+++ Provided data +++
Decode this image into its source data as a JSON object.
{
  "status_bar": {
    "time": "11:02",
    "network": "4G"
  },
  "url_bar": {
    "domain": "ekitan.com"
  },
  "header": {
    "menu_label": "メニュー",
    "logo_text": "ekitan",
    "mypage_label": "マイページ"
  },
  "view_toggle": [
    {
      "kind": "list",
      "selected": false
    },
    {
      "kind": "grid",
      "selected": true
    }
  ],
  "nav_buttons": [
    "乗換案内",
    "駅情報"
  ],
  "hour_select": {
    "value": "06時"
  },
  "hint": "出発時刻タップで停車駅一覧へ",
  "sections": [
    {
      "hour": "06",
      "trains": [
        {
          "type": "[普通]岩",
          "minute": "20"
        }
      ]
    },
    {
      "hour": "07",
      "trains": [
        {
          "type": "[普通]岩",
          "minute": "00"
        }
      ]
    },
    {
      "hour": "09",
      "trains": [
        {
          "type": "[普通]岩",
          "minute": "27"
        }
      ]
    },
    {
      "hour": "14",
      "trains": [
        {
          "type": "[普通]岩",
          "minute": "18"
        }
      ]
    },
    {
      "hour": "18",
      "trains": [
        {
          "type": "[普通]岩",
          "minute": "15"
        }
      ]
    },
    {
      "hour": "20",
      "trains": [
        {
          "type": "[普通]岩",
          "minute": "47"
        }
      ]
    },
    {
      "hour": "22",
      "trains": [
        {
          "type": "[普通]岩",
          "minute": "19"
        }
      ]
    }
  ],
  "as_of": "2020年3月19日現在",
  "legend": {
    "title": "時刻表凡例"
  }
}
+++
-- Work required --
Using the data above, copy each line that contains "minute".

-- Answer --
          "minute": "20"
          "minute": "00"
          "minute": "27"
          "minute": "18"
          "minute": "15"
          "minute": "47"
          "minute": "19"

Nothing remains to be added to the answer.